> [WRITTEN PROBLEM] Count the lines in the data below where the string "this" occurs, please, and give the number alone.
+++
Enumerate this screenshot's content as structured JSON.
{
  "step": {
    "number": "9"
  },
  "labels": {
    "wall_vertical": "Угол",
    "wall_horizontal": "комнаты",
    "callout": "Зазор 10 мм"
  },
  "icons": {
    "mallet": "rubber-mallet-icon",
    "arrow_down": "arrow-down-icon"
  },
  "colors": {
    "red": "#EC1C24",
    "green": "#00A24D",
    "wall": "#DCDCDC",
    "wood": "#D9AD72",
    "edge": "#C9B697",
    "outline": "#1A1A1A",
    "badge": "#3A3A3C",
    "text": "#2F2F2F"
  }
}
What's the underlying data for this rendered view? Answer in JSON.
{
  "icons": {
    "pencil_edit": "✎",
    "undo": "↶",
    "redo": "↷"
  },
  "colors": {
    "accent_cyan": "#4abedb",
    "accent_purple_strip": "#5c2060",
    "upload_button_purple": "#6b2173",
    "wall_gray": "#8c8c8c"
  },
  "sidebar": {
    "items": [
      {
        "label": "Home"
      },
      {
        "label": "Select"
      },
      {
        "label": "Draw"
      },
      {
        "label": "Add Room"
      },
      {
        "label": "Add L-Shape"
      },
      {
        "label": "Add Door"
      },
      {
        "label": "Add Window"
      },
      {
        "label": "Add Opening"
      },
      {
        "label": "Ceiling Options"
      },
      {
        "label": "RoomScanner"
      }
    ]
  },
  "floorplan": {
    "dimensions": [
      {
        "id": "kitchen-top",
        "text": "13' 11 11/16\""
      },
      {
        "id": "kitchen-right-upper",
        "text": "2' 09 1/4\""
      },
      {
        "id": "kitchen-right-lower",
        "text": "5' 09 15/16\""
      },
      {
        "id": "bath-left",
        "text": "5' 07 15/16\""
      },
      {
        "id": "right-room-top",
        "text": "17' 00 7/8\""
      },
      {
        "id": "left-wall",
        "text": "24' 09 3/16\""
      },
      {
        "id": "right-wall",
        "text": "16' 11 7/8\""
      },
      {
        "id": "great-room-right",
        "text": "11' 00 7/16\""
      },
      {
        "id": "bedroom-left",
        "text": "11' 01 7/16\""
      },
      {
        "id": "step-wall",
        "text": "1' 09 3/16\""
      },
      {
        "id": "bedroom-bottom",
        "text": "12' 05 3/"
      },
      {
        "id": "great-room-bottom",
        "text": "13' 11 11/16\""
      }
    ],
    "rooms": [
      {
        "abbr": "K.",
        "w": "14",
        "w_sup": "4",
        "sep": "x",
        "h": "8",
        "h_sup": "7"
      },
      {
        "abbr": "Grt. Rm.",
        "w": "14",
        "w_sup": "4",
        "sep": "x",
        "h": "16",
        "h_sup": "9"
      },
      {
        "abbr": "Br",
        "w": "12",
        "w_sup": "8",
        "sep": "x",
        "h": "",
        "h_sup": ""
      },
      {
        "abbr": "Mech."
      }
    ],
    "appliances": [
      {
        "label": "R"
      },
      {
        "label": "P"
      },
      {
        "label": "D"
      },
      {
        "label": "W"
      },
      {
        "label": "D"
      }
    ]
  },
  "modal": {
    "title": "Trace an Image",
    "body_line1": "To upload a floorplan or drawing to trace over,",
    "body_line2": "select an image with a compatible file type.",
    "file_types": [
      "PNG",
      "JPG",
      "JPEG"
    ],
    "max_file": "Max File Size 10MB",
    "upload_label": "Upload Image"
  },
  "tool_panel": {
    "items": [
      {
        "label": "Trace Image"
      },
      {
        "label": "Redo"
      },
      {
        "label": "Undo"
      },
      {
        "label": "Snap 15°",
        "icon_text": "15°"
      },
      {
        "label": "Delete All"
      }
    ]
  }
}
+++
> [TASK ANSWER] 2